Brano citato
▽
Luca Misculin, Il Post 21/1/2014, 21 gennaio 2014
LA STORIA DI ESSAY ANNE VANDERBILT
Da qualche giorno negli Stati Uniti si parla molto di un caso nato da un lungo articolo del magazine online Grantland, intitolato Dr. V’s Magical Putter e pubblicato mercoledì 15 gennaio. L’articolo comincia spiegando la storia di una mazza da golf ma diventa poi un racconto umano pazzesco, che ha costretto il giornalista e la rivista a prendere decisioni delicate e complicate. L’articolo ha ricevuto prima molti complimenti e poi critiche durissime sia da parte dei lettori che da molti altri giornalisti. Alla sua pubblicazione sono seguite due lettere di scuse: una da parte del capo di espn.com, la testata che ospita Grantland, e una dal direttore stesso di Grantland, Bill Simmons.
La prima parte dell’articolo, scritto dal collaboratore e golfista amatoriale Caleb Hannan, parla del grande successo di un particolare putter, la mazza da golf che si utilizza nei tiri finali per imbucare la pallina, e della persona che lo ha inventato, Essay Anne Vanderbilt (chiamata dagli appassionati “dottoressa V.”). Il putter, che Hannan ha definito nell’articolo «diverso da tutti quelli sul mercato e costruito su un principio opposto a quello normale», si chiama “Oracle GX1″ ed è tuttora commercializzato dalla Yar Golf, una società fondata da Vanderbilt: ottenne grande popolarità nel maggio del 2012 quando fu definito «uno dei migliori putter del mondo» da Gary McCord, ex golfista e opinionista sportivo molto rispettato nell’ambiente.
Di Vanderbilt «era quasi impossibile trovare una foto, su Internet, eccetto una mossa», e si sapeva pochissimo: praticamente solo che era una fisica aeronautica laureata al MIT e che non aveva mai avuto nulla a che fare con il mondo del golf professionistico.
Una mazza diversa da tutte le altre
Hannan racconta di avere scoperto dell’esistenza di Oracle GX1 e di Vanderbilt a causa di un video trovato su internet, durante una notte insonne, nella primavera del 2013. Fu incuriosito dalla particolarità del putter, che di solito hanno una forma del genere, tozza e allungata. «Oracle invece aveva una parte anteriore molto ridotta, e un taglio circolare nella parte posteriore: sembrava una sorta di porta-tazza di metallo».
△
Istruzioni e requisiti
Puoi proseguire l'articolo su Essay Anne Vanderbilt e il suo putter, cominciando subito dopo l'ultima frase riportata?

Dati di origine
▽
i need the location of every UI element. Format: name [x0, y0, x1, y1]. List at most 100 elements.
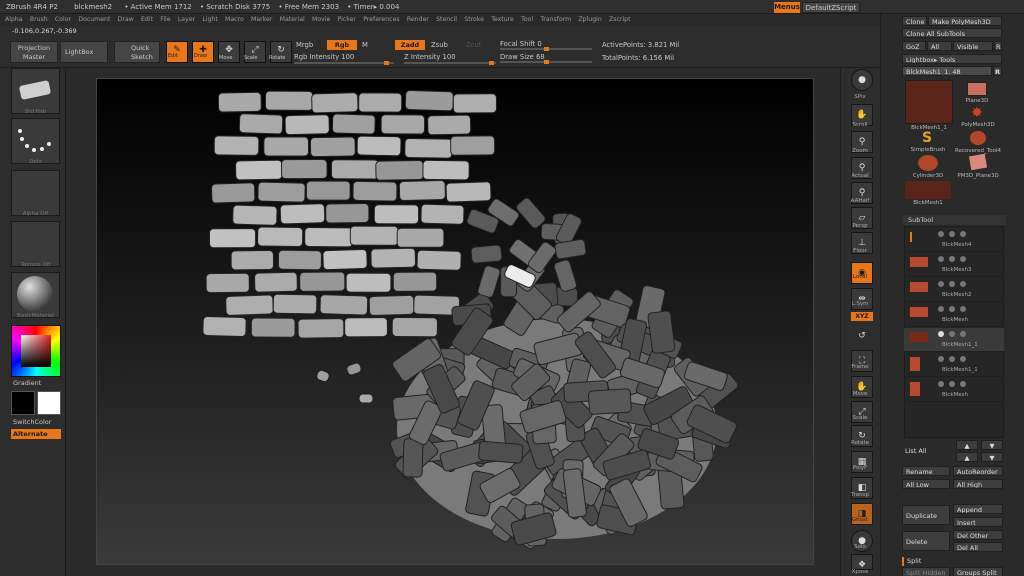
△
In risposta
Anche il principio stesso che stava dietro alla sua forma era opposto a quello che seguivano gli altri fabbricanti di putter. Hannan racconta di aver ricevuto una spiegazione in merito da Gary McCord:
«La sigla MOI sta per “momento di inerzia” (in inglese moment of inertia), un concetto scientifico piuttosto semplice da capire. McCord spiegò che il MOI è la capacità di resistenza di un corpo rispetto alla velocità di rotazione. «Più alto è il MOI, più un corpo è resistente», raccontò. I fabbricanti di mazze da golf negli anni si sono impegnati a produrre mazze da golf con livelli sempre più alti di MOI, pubblicizzando la cosa come una qualità: serviva a rendere la mazza più “comprensiva”, cosicché anche se un giocatore non avesse colpito la palla nel punto giusto, il tiro non ne avrebbe risentito più di tanto. Ma McCord aggiunse che secondo la dottoressa V. l’intero concetto era folle: «mi disse che quello che avevamo fatto coi putter non era per nulla scientifico, che stavamo sbagliando strada. Mazze con MOI prossimo allo zero: ecco quale sarebbe stata la via giusta». E questo è esattamente ciò che la dottoressa V. disse di avere ottenuto producendo Oracle».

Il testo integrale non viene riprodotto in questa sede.